Aim
Copy each of the entries below faithfully, setting aside any pictures.

Items from a figure collection
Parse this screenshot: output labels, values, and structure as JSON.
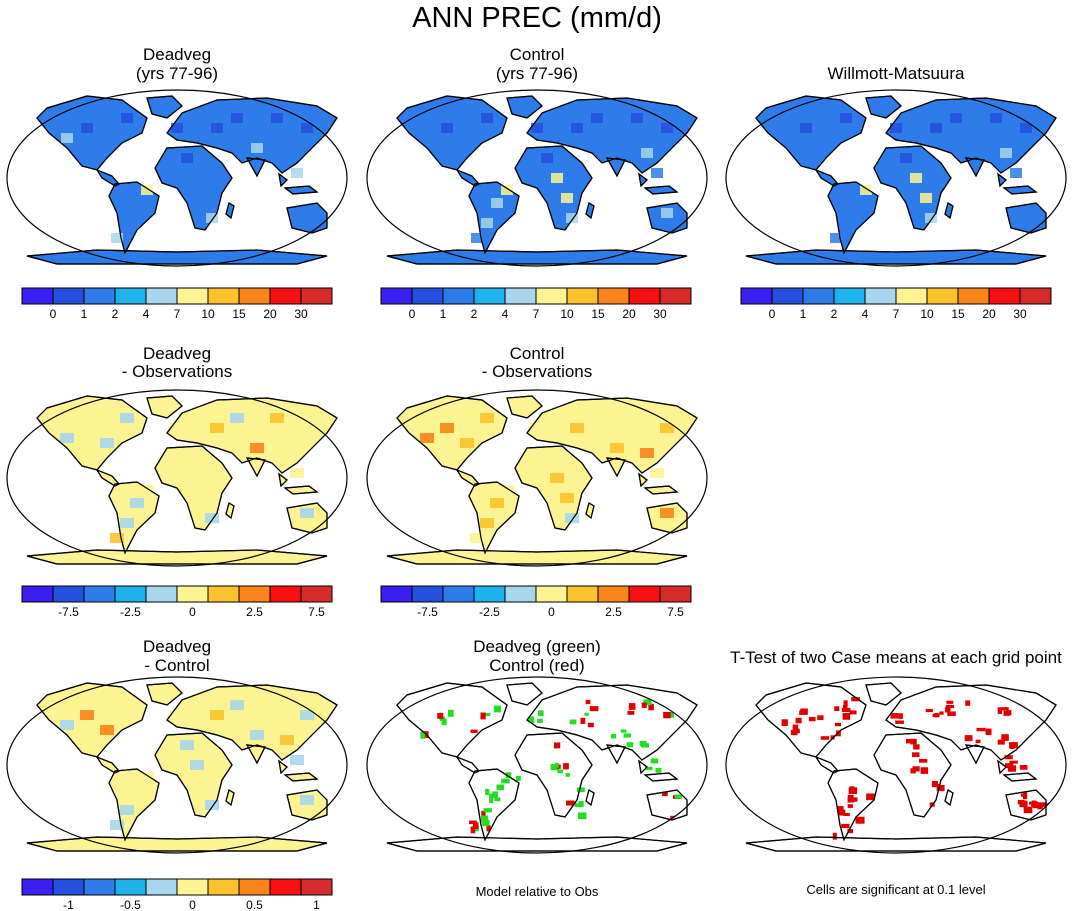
{
  "title": "ANN PREC (mm/d)",
  "palette": [
    "#3a1ff0",
    "#2450de",
    "#2e7bea",
    "#20b2ec",
    "#a8d6ec",
    "#fcf492",
    "#fbc22e",
    "#f9841a",
    "#f80f0f",
    "#d62b2b"
  ],
  "colorbars": {
    "absolute": [
      "0",
      "1",
      "2",
      "4",
      "7",
      "10",
      "15",
      "20",
      "30"
    ],
    "difference_obs": [
      "",
      "-7.5",
      "",
      "-2.5",
      "",
      "0",
      "",
      "2.5",
      "",
      "7.5"
    ],
    "difference_ctrl": [
      "",
      "-1",
      "",
      "-0.5",
      "",
      "0",
      "",
      "0.5",
      "",
      "1"
    ]
  },
  "panels": [
    {
      "title_line1": "Deadveg",
      "title_line2": "(yrs 77-96)",
      "field": "absolute"
    },
    {
      "title_line1": "Control",
      "title_line2": "(yrs 77-96)",
      "field": "absolute"
    },
    {
      "title_line1": "Willmott-Matsuura",
      "title_line2": "",
      "field": "absolute"
    },
    {
      "title_line1": "Deadveg",
      "title_line2": "- Observations",
      "field": "difference"
    },
    {
      "title_line1": "Control",
      "title_line2": "- Observations",
      "field": "difference"
    },
    {
      "title_line1": "Deadveg",
      "title_line2": "- Control",
      "field": "difference"
    },
    {
      "title_line1": "Deadveg (green)",
      "title_line2": "Control (red)",
      "field": "comparison"
    },
    {
      "title_line1": "T-Test of two Case means at each grid point",
      "title_line2": "",
      "field": "significance"
    }
  ],
  "notes": {
    "comparison": "Model relative to Obs",
    "significance": "Cells are significant at 0.1 level"
  },
  "chart_data": {
    "type": "heatmap",
    "title": "ANN PREC (mm/d)",
    "variable": "Annual precipitation",
    "units": "mm/d",
    "projection": "Robinson",
    "absolute_levels": [
      0,
      1,
      2,
      4,
      7,
      10,
      15,
      20,
      30
    ],
    "difference_obs_levels": [
      -7.5,
      -2.5,
      0,
      2.5,
      7.5
    ],
    "difference_ctrl_levels": [
      -1,
      -0.5,
      0,
      0.5,
      1
    ],
    "comparison_colors": {
      "deadveg": "#22dd22",
      "control": "#e00000"
    },
    "significance_level": 0.1
  }
}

Full answer
Parse this screenshot: output labels, values, and structure as JSON.
{
  "title": "ANN PREC (mm/d)",
  "palette": [
    "#3a1ff0",
    "#2450de",
    "#2e7bea",
    "#20b2ec",
    "#a8d6ec",
    "#fcf492",
    "#fbc22e",
    "#f9841a",
    "#f80f0f",
    "#d62b2b"
  ],
  "colorbars": {
    "absolute": [
      "0",
      "1",
      "2",
      "4",
      "7",
      "10",
      "15",
      "20",
      "30"
    ],
    "difference_obs": [
      "",
      "-7.5",
      "",
      "-2.5",
      "",
      "0",
      "",
      "2.5",
      "",
      "7.5"
    ],
    "difference_ctrl": [
      "",
      "-1",
      "",
      "-0.5",
      "",
      "0",
      "",
      "0.5",
      "",
      "1"
    ]
  },
  "panels": [
    {
      "title_line1": "Deadveg",
      "title_line2": "(yrs 77-96)",
      "field": "absolute"
    },
    {
      "title_line1": "Control",
      "title_line2": "(yrs 77-96)",
      "field": "absolute"
    },
    {
      "title_line1": "Willmott-Matsuura",
      "title_line2": "",
      "field": "absolute"
    },
    {
      "title_line1": "Deadveg",
      "title_line2": "- Observations",
      "field": "difference"
    },
    {
      "title_line1": "Control",
      "title_line2": "- Observations",
      "field": "difference"
    },
    {
      "title_line1": "Deadveg",
      "title_line2": "- Control",
      "field": "difference"
    },
    {
      "title_line1": "Deadveg (green)",
      "title_line2": "Control (red)",
      "field": "comparison"
    },
    {
      "title_line1": "T-Test of two Case means at each grid point",
      "title_line2": "",
      "field": "significance"
    }
  ],
  "notes": {
    "comparison": "Model relative to Obs",
    "significance": "Cells are significant at 0.1 level"
  },
  "chart_data": {
    "type": "heatmap",
    "title": "ANN PREC (mm/d)",
    "variable": "Annual precipitation",
    "units": "mm/d",
    "projection": "Robinson",
    "absolute_levels": [
      0,
      1,
      2,
      4,
      7,
      10,
      15,
      20,
      30
    ],
    "difference_obs_levels": [
      -7.5,
      -2.5,
      0,
      2.5,
      7.5
    ],
    "difference_ctrl_levels": [
      -1,
      -0.5,
      0,
      0.5,
      1
    ],
    "comparison_colors": {
      "deadveg": "#22dd22",
      "control": "#e00000"
    },
    "significance_level": 0.1
  }
}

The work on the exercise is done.